## TASK DETAILS
Write out all of the data without omission, exactly as shown.

[Dataset entries on figures]

+ + + + + + +

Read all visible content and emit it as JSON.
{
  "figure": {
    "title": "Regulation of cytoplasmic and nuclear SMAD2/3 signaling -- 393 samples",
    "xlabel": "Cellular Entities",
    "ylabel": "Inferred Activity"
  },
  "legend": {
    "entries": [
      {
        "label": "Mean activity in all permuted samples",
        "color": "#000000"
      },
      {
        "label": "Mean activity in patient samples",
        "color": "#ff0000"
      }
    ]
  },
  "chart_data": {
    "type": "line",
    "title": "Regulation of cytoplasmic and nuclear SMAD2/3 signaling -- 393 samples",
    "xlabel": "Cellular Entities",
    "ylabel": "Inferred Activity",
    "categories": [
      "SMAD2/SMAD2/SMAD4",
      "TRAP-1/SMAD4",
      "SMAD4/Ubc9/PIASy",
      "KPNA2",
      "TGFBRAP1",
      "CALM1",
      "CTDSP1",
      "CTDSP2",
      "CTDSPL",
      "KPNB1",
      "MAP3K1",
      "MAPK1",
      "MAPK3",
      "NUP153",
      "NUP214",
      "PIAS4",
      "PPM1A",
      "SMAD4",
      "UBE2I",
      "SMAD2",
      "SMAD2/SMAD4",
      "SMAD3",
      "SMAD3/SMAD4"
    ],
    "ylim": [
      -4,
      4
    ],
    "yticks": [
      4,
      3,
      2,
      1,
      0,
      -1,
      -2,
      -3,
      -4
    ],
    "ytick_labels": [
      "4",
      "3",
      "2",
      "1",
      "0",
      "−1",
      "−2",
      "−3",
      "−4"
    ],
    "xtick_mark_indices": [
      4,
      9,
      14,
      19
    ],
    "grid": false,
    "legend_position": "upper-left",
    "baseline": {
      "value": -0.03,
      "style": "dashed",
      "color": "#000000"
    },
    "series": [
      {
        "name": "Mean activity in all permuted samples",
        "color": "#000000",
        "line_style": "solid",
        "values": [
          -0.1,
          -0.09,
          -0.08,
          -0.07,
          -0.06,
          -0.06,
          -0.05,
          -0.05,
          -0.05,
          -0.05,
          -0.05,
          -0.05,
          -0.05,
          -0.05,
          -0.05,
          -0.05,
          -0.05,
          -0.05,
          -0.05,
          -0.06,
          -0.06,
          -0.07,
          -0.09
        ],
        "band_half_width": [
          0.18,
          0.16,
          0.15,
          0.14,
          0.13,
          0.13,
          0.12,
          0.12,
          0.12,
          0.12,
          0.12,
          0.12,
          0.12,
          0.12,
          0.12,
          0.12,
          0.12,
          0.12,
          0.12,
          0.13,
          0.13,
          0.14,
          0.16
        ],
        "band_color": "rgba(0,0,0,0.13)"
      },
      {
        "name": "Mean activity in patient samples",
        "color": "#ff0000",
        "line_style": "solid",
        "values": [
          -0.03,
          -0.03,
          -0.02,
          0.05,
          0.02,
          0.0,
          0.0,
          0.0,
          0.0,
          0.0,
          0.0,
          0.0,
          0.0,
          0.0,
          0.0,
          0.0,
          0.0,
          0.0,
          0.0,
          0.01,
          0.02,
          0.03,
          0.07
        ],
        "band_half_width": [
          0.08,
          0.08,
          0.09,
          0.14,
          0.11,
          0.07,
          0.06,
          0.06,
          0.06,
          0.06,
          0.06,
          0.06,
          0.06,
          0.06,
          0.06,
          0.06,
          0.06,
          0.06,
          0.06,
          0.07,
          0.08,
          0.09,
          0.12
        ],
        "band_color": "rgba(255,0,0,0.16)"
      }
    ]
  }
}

+ + + + + + +

## OUTPUT BELOW
Read all visible content and emit it as JSON.
{
  "figure": {
    "title": "Regulation of cytoplasmic and nuclear SMAD2/3 signaling -- 393 samples",
    "xlabel": "Cellular Entities",
    "ylabel": "Inferred Activity"
  },
  "legend": {
    "entries": [
      {
        "label": "Mean activity in all permuted samples",
        "color": "#000000"
      },
      {
        "label": "Mean activity in patient samples",
        "color": "#ff0000"
      }
    ]
  },
  "chart_data": {
    "type": "line",
    "title": "Regulation of cytoplasmic and nuclear SMAD2/3 signaling -- 393 samples",
    "xlabel": "Cellular Entities",
    "ylabel": "Inferred Activity",
    "categories": [
      "SMAD2/SMAD2/SMAD4",
      "TRAP-1/SMAD4",
      "SMAD4/Ubc9/PIASy",
      "KPNA2",
      "TGFBRAP1",
      "CALM1",
      "CTDSP1",
      "CTDSP2",
      "CTDSPL",
      "KPNB1",
      "MAP3K1",
      "MAPK1",
      "MAPK3",
      "NUP153",
      "NUP214",
      "PIAS4",
      "PPM1A",
      "SMAD4",
      "UBE2I",
      "SMAD2",
      "SMAD2/SMAD4",
      "SMAD3",
      "SMAD3/SMAD4"
    ],
    "ylim": [
      -4,
      4
    ],
    "yticks": [
      4,
      3,
      2,
      1,
      0,
      -1,
      -2,
      -3,
      -4
    ],
    "ytick_labels": [
      "4",
      "3",
      "2",
      "1",
      "0",
      "−1",
      "−2",
      "−3",
      "−4"
    ],
    "xtick_mark_indices": [
      4,
      9,
      14,
      19
    ],
    "grid": false,
    "legend_position": "upper-left",
    "baseline": {
      "value": -0.03,
      "style": "dashed",
      "color": "#000000"
    },
    "series": [
      {
        "name": "Mean activity in all permuted samples",
        "color": "#000000",
        "line_style": "solid",
        "values": [
          -0.1,
          -0.09,
          -0.08,
          -0.07,
          -0.06,
          -0.06,
          -0.05,
          -0.05,
          -0.05,
          -0.05,
          -0.05,
          -0.05,
          -0.05,
          -0.05,
          -0.05,
          -0.05,
          -0.05,
          -0.05,
          -0.05,
          -0.06,
          -0.06,
          -0.07,
          -0.09
        ],
        "band_half_width": [
          0.18,
          0.16,
          0.15,
          0.14,
          0.13,
          0.13,
          0.12,
          0.12,
          0.12,
          0.12,
          0.12,
          0.12,
          0.12,
          0.12,
          0.12,
          0.12,
          0.12,
          0.12,
          0.12,
          0.13,
          0.13,
          0.14,
          0.16
        ],
        "band_color": "rgba(0,0,0,0.13)"
      },
      {
        "name": "Mean activity in patient samples",
        "color": "#ff0000",
        "line_style": "solid",
        "values": [
          -0.03,
          -0.03,
          -0.02,
          0.05,
          0.02,
          0.0,
          0.0,
          0.0,
          0.0,
          0.0,
          0.0,
          0.0,
          0.0,
          0.0,
          0.0,
          0.0,
          0.0,
          0.0,
          0.0,
          0.01,
          0.02,
          0.03,
          0.07
        ],
        "band_half_width": [
          0.08,
          0.08,
          0.09,
          0.14,
          0.11,
          0.07,
          0.06,
          0.06,
          0.06,
          0.06,
          0.06,
          0.06,
          0.06,
          0.06,
          0.06,
          0.06,
          0.06,
          0.06,
          0.06,
          0.07,
          0.08,
          0.09,
          0.12
        ],
        "band_color": "rgba(255,0,0,0.16)"
      }
    ]
  }
}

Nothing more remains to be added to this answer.